» Short problem: Using the listing below, report all lines holding the word "ifade".

» Data provided:
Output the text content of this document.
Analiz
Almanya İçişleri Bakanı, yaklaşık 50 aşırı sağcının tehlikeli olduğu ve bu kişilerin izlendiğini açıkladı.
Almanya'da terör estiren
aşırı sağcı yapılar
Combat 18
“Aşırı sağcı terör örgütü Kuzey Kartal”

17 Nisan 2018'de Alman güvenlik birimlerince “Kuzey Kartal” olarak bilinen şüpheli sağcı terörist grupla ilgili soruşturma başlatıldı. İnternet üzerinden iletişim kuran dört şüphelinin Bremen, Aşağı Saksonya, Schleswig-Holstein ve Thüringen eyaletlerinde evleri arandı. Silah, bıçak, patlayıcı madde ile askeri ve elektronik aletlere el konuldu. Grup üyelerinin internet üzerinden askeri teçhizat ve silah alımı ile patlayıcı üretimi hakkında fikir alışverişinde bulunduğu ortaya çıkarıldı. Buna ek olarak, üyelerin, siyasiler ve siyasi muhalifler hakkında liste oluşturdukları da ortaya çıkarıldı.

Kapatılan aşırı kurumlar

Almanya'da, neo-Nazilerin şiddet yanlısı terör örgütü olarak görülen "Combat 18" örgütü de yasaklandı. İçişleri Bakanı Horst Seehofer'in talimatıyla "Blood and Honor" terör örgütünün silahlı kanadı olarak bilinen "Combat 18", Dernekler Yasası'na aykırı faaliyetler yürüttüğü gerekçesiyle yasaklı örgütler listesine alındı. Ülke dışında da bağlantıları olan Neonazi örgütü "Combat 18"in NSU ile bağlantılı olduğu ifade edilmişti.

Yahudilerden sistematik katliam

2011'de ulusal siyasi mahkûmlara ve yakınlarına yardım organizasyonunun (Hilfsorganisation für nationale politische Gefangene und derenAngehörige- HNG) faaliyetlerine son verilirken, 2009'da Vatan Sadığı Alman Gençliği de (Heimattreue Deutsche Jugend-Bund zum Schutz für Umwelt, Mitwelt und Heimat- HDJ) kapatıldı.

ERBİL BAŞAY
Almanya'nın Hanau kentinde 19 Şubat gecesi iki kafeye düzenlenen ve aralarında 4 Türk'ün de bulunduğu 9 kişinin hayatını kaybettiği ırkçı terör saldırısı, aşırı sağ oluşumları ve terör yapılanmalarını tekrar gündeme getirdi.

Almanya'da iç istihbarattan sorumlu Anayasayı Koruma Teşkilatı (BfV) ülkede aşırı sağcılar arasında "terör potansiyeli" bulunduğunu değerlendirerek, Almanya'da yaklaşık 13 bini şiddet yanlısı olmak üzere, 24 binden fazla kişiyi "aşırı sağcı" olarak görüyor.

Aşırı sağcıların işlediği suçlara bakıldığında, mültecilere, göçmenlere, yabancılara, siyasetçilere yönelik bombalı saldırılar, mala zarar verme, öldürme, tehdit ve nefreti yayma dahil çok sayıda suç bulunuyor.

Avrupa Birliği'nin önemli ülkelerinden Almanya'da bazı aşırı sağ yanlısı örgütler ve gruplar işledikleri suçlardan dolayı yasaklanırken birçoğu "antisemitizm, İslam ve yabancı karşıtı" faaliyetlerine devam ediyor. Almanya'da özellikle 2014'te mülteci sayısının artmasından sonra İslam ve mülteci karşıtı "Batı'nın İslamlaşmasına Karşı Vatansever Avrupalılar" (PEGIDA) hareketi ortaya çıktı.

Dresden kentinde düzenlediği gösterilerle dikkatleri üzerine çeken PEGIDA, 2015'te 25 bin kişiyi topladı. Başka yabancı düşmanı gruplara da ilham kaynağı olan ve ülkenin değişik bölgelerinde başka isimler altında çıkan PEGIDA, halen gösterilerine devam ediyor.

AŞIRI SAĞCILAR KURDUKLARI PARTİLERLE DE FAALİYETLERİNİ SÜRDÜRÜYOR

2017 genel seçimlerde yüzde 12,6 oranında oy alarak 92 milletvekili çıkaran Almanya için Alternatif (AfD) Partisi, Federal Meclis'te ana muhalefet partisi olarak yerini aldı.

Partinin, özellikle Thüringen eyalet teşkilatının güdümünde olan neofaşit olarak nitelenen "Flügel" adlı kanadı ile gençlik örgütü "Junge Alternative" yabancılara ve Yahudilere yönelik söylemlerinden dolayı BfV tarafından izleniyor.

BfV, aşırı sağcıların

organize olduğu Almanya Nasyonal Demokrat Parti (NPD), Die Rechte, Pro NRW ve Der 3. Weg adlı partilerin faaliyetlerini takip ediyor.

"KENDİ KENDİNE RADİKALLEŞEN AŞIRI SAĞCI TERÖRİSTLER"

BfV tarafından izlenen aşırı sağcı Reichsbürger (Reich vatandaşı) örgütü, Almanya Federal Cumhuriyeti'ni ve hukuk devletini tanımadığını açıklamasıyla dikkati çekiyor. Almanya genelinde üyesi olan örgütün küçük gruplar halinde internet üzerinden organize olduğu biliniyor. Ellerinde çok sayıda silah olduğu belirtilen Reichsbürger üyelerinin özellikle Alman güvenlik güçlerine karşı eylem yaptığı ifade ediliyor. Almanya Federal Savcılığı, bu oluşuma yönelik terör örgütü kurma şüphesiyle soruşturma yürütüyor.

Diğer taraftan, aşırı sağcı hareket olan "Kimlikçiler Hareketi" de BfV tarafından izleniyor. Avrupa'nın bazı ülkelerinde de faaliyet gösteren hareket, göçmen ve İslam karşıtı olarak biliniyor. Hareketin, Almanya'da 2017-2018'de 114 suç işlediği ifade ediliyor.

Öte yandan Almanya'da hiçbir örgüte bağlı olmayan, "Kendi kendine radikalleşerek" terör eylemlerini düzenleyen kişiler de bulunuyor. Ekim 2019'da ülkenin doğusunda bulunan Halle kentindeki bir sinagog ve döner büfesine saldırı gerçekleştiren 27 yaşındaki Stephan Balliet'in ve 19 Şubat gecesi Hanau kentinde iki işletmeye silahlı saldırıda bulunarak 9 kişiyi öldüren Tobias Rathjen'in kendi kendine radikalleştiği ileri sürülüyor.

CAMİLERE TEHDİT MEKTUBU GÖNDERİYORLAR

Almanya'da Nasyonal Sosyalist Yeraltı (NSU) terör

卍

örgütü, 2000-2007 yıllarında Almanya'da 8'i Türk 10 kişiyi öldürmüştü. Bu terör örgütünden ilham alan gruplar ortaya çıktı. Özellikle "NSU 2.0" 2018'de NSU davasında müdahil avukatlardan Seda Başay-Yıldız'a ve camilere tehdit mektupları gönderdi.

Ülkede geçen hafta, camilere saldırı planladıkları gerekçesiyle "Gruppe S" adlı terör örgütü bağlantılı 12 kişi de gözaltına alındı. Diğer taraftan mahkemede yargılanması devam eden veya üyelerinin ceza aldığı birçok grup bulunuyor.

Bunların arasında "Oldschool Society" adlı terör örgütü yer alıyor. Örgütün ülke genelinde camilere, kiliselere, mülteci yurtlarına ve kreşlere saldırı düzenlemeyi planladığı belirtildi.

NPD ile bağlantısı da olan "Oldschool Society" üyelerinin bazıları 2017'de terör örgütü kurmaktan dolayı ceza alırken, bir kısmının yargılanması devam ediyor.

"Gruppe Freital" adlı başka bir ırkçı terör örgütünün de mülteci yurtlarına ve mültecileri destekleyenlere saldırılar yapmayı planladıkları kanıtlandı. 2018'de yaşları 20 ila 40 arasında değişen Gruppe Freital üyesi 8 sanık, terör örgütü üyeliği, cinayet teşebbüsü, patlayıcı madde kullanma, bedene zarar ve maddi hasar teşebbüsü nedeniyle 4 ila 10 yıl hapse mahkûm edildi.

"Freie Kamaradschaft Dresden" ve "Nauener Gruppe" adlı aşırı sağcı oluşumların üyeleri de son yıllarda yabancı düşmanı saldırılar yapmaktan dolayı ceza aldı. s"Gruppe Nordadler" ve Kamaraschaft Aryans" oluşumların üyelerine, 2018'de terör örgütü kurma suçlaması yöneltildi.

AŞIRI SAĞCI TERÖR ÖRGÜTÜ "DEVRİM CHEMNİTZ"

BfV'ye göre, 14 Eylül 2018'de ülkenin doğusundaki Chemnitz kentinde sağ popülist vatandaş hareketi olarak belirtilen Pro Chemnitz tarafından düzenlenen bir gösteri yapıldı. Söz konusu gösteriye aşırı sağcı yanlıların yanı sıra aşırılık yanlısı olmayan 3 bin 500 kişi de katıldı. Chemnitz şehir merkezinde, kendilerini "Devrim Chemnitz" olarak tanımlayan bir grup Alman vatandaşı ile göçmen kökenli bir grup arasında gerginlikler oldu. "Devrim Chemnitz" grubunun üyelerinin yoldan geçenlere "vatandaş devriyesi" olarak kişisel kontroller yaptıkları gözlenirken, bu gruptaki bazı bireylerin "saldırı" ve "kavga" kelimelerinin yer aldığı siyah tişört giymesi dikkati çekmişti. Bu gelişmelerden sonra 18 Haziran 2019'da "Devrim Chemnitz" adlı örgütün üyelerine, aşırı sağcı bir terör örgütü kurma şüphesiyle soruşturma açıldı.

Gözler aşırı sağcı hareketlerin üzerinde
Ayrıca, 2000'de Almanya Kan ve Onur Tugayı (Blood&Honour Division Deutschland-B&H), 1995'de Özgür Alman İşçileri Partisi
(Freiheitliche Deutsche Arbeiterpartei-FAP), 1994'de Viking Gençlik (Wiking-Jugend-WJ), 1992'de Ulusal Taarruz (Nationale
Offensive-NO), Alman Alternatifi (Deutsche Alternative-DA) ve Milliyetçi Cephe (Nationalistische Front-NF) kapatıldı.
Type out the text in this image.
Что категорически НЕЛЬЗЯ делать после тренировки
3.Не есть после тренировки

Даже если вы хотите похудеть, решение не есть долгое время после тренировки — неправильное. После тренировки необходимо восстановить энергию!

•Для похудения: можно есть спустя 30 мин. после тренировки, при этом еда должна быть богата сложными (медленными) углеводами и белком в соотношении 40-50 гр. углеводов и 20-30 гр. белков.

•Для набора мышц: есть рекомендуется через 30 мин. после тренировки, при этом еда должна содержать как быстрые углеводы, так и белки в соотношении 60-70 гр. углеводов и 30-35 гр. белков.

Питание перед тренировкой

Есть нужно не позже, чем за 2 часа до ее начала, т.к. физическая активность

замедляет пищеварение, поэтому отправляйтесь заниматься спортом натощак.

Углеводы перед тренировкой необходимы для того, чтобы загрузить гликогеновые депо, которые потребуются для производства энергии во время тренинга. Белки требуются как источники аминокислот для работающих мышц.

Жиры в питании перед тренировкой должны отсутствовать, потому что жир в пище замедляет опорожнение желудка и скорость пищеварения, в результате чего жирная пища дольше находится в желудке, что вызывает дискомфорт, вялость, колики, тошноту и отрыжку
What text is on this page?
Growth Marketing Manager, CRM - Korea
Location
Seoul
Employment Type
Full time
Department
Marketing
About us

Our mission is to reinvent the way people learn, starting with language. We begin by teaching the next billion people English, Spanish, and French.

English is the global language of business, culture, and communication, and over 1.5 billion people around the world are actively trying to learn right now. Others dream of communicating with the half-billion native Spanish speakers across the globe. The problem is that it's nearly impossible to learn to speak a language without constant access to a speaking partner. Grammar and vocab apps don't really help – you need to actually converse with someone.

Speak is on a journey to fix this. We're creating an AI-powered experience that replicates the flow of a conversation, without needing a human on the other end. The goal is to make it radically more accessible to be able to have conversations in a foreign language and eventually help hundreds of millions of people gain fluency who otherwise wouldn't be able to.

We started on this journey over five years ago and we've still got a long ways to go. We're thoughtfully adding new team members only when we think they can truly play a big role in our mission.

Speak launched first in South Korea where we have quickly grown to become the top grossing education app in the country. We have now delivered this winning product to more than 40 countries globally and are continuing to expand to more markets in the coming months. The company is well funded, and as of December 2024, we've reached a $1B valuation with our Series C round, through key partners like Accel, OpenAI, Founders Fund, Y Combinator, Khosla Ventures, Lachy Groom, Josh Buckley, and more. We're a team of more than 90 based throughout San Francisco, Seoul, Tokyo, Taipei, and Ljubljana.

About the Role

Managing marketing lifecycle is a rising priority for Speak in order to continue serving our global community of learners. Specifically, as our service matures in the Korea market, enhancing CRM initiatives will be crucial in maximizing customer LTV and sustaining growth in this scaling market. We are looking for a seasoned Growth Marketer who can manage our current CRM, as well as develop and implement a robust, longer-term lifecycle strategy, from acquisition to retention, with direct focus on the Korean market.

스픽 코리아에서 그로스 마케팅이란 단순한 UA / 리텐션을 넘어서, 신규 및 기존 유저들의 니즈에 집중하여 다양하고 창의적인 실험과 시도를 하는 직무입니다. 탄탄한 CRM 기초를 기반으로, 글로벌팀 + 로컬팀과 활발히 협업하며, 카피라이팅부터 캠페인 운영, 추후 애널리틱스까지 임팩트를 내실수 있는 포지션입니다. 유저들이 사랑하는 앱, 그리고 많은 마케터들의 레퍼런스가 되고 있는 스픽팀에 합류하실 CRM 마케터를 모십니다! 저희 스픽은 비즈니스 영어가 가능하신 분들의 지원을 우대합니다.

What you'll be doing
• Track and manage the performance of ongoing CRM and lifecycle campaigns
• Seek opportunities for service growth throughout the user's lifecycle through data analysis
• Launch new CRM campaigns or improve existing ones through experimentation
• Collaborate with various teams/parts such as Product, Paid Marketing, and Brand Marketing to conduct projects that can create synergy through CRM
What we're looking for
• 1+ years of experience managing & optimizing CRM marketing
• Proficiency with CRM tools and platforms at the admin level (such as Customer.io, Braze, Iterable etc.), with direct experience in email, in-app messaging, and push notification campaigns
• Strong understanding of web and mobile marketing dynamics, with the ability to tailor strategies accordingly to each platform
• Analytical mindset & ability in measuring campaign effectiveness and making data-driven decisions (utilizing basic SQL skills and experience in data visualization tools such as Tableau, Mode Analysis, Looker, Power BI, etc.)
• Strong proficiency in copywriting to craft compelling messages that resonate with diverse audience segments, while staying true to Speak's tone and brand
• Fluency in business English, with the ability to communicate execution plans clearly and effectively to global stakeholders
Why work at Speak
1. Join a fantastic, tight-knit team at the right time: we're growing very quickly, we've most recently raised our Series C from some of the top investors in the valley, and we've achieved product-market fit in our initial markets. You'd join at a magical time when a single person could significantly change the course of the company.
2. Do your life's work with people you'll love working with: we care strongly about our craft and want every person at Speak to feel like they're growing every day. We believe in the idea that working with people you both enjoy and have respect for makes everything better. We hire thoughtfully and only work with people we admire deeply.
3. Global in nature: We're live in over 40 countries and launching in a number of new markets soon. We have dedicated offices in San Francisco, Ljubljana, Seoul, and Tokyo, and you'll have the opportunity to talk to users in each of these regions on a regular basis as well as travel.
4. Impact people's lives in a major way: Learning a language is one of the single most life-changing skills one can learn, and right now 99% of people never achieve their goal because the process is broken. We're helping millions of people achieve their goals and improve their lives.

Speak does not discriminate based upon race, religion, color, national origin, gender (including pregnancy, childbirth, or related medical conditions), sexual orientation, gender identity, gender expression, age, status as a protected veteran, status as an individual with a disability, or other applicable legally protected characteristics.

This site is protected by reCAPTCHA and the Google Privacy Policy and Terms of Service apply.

» Finished exercise:
Almanya'da, neo-Nazilerin şiddet yanlısı terör örgütü olarak görülen "Combat 18" örgütü de yasaklandı. İçişleri Bakanı Horst Seehofer'in talimatıyla "Blood and Honor" terör örgütünün silahlı kanadı olarak bilinen "Combat 18", Dernekler Yasası'na aykırı faaliyetler yürüttüğü gerekçesiyle yasaklı örgütler listesine alındı. Ülke dışında da bağlantıları olan Neonazi örgütü "Combat 18"in NSU ile bağlantılı olduğu ifade edilmişti.
BfV tarafından izlenen aşırı sağcı Reichsbürger (Reich vatandaşı) örgütü, Almanya Federal Cumhuriyeti'ni ve hukuk devletini tanımadığını açıklamasıyla dikkati çekiyor. Almanya genelinde üyesi olan örgütün küçük gruplar halinde internet üzerinden organize olduğu biliniyor. Ellerinde çok sayıda silah olduğu belirtilen Reichsbürger üyelerinin özellikle Alman güvenlik güçlerine karşı eylem yaptığı ifade ediliyor. Almanya Federal Savcılığı, bu oluşuma yönelik terör örgütü kurma şüphesiyle soruşturma yürütüyor.
Diğer taraftan, aşırı sağcı hareket olan "Kimlikçiler Hareketi" de BfV tarafından izleniyor. Avrupa'nın bazı ülkelerinde de faaliyet gösteren hareket, göçmen ve İslam karşıtı olarak biliniyor. Hareketin, Almanya'da 2017-2018'de 114 suç işlediği ifade ediliyor.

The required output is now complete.